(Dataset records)
- - -

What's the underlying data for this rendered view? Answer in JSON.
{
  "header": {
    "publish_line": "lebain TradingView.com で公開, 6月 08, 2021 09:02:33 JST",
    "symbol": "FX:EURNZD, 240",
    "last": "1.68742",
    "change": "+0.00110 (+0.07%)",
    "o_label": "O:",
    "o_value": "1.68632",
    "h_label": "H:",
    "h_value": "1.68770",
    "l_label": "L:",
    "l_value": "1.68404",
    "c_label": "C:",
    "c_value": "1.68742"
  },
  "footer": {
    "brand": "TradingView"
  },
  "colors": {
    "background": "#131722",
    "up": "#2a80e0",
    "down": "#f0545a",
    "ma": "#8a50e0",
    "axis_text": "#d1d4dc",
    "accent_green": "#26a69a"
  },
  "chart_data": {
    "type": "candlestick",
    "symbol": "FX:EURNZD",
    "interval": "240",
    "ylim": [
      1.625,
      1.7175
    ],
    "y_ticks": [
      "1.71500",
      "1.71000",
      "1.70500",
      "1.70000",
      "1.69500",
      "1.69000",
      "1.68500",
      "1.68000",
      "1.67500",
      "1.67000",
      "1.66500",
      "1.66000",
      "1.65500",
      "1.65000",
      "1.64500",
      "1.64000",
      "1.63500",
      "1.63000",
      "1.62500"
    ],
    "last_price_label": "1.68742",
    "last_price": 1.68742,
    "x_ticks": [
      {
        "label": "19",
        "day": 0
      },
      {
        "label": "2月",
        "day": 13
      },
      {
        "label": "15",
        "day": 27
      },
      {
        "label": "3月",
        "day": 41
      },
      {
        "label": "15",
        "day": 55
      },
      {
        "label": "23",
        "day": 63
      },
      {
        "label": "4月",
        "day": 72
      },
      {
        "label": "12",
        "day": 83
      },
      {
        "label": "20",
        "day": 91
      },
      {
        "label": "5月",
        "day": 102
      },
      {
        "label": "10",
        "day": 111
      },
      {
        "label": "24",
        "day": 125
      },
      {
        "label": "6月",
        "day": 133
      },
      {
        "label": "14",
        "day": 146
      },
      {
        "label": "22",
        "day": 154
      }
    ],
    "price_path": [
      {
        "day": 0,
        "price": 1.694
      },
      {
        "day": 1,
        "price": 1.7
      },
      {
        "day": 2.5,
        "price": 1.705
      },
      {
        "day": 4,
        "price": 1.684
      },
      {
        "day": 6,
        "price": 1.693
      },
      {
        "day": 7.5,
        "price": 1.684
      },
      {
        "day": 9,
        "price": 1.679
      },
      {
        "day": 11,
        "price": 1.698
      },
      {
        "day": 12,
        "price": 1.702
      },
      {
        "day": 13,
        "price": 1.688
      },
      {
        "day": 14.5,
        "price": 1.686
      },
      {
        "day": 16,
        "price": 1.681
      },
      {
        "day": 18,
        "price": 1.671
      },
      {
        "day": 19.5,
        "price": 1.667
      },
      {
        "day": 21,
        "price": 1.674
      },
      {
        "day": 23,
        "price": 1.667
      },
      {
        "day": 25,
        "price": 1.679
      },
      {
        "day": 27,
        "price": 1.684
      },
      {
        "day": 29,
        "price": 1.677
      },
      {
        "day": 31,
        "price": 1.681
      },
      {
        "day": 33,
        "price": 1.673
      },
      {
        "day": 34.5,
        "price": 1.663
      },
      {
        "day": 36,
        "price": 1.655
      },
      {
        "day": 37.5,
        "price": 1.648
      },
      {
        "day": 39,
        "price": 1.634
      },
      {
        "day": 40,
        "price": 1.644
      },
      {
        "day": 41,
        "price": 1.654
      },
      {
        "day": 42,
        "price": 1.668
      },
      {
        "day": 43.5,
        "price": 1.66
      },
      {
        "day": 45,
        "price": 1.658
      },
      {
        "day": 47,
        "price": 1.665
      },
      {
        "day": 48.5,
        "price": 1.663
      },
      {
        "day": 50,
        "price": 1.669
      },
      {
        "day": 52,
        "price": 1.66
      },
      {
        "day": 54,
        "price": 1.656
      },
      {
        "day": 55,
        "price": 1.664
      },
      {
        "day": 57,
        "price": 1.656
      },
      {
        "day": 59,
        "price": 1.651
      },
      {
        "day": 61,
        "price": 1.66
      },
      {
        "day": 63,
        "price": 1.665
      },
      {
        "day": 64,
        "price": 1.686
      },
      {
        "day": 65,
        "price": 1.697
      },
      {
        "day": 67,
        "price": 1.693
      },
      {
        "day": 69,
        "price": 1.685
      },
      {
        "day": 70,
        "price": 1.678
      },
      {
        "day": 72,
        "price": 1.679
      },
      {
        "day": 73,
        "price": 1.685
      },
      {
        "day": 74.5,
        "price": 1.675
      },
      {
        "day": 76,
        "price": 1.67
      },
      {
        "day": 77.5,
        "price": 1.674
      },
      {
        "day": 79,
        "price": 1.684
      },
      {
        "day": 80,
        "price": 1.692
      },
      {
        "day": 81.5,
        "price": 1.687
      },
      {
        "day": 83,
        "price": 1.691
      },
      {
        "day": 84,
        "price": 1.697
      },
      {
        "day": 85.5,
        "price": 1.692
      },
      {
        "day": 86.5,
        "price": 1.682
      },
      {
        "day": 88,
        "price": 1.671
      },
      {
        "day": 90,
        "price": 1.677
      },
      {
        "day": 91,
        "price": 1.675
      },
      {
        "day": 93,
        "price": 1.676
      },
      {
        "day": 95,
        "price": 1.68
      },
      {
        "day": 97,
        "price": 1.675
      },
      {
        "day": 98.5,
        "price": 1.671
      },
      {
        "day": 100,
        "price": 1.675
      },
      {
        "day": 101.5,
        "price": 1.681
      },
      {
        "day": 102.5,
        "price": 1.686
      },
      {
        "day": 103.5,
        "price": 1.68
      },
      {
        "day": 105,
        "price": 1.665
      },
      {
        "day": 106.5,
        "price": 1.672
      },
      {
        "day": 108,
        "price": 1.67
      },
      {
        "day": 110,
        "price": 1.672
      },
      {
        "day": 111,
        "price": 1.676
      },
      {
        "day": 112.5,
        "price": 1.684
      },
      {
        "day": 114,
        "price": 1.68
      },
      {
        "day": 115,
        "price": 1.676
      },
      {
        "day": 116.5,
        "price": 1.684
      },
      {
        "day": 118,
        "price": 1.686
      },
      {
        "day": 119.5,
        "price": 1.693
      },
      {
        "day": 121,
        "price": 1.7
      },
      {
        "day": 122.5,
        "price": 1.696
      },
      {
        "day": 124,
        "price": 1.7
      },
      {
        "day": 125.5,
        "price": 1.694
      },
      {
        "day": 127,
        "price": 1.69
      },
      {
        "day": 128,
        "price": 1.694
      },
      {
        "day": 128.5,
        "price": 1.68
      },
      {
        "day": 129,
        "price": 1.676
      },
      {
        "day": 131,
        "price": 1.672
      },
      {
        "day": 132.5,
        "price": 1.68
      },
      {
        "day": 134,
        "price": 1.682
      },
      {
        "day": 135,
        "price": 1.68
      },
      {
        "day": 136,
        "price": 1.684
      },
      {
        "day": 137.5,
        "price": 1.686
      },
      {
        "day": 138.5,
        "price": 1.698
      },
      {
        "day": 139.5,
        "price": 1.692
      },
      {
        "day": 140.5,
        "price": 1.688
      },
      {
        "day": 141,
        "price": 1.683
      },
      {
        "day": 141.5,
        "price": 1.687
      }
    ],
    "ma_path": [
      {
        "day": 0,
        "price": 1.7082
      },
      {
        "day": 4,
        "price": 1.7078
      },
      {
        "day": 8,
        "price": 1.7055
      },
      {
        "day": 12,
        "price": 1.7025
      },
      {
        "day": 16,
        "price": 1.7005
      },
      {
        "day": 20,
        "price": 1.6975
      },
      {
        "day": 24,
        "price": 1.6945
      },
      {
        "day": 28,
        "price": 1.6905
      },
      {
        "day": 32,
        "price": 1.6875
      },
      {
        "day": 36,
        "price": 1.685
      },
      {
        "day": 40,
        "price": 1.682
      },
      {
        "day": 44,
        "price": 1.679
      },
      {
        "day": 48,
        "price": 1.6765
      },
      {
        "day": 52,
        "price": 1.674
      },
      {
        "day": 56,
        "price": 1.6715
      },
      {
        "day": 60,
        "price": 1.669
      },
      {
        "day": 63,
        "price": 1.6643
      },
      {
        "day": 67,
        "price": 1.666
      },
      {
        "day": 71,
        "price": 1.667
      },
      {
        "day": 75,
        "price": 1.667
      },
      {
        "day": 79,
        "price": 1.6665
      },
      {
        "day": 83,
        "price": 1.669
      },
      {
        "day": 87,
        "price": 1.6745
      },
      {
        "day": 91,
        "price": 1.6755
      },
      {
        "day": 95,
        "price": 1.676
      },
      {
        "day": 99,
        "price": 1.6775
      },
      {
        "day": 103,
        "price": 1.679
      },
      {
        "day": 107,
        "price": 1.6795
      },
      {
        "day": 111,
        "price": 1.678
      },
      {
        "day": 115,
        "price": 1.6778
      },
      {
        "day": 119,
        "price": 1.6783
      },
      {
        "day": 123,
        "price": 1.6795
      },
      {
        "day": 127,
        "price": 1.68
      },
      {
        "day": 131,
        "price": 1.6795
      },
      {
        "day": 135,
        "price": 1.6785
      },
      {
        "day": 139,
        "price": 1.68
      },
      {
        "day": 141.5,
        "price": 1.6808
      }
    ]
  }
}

- - -

* _WHAT IS NEEDED_:
Check every line of the entries above for the word "EURNZD" and report how many lines contain it, giving the number only.

* _SOLUTION TO THE PROBLEM_:
2